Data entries
========

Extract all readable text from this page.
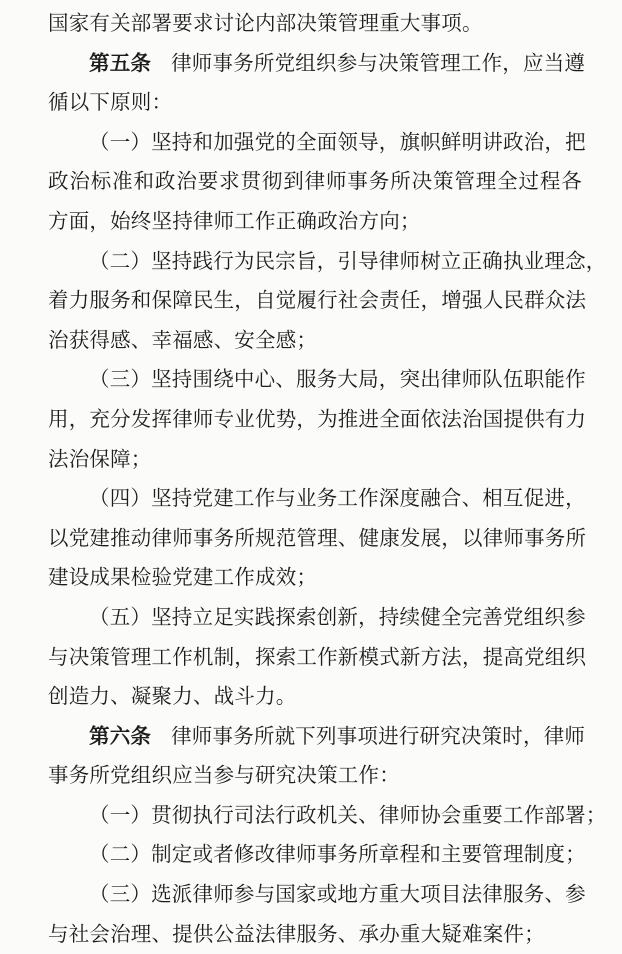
国家有关部署要求讨论内部决策管理重大事项。
第五条 律师事务所党组织参与决策管理工作，应当遵
循以下原则：
（一）坚持和加强党的全面领导，旗帜鲜明讲政治，把
政治标准和政治要求贯彻到律师事务所决策管理全过程各
方面，始终坚持律师工作正确政治方向；
（二）坚持践行为民宗旨，引导律师树立正确执业理念，
着力服务和保障民生，自觉履行社会责任，增强人民群众法
治获得感、幸福感、安全感；
（三）坚持围绕中心、服务大局，突出律师队伍职能作
用，充分发挥律师专业优势，为推进全面依法治国提供有力
法治保障；
（四）坚持党建工作与业务工作深度融合、相互促进，
以党建推动律师事务所规范管理、健康发展，以律师事务所
建设成果检验党建工作成效；
（五）坚持立足实践探索创新，持续健全完善党组织参
与决策管理工作机制，探索工作新模式新方法，提高党组织
创造力、凝聚力、战斗力。
第六条 律师事务所就下列事项进行研究决策时，律师
事务所党组织应当参与研究决策工作：
（一）贯彻执行司法行政机关、律师协会重要工作部署；
（二）制定或者修改律师事务所章程和主要管理制度；
（三）选派律师参与国家或地方重大项目法律服务、参
与社会治理、提供公益法律服务、承办重大疑难案件；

========

◆ Exercise directions:
Take the entries shown above and quote them verbatim, passing over the pictures.

◆ Task answer:
Extract all readable text from this page.
国家有关部署要求讨论内部决策管理重大事项。
第五条 律师事务所党组织参与决策管理工作，应当遵
循以下原则：
（一）坚持和加强党的全面领导，旗帜鲜明讲政治，把
政治标准和政治要求贯彻到律师事务所决策管理全过程各
方面，始终坚持律师工作正确政治方向；
（二）坚持践行为民宗旨，引导律师树立正确执业理念，
着力服务和保障民生，自觉履行社会责任，增强人民群众法
治获得感、幸福感、安全感；
（三）坚持围绕中心、服务大局，突出律师队伍职能作
用，充分发挥律师专业优势，为推进全面依法治国提供有力
法治保障；
（四）坚持党建工作与业务工作深度融合、相互促进，
以党建推动律师事务所规范管理、健康发展，以律师事务所
建设成果检验党建工作成效；
（五）坚持立足实践探索创新，持续健全完善党组织参
与决策管理工作机制，探索工作新模式新方法，提高党组织
创造力、凝聚力、战斗力。
第六条 律师事务所就下列事项进行研究决策时，律师
事务所党组织应当参与研究决策工作：
（一）贯彻执行司法行政机关、律师协会重要工作部署；
（二）制定或者修改律师事务所章程和主要管理制度；
（三）选派律师参与国家或地方重大项目法律服务、参
与社会治理、提供公益法律服务、承办重大疑难案件；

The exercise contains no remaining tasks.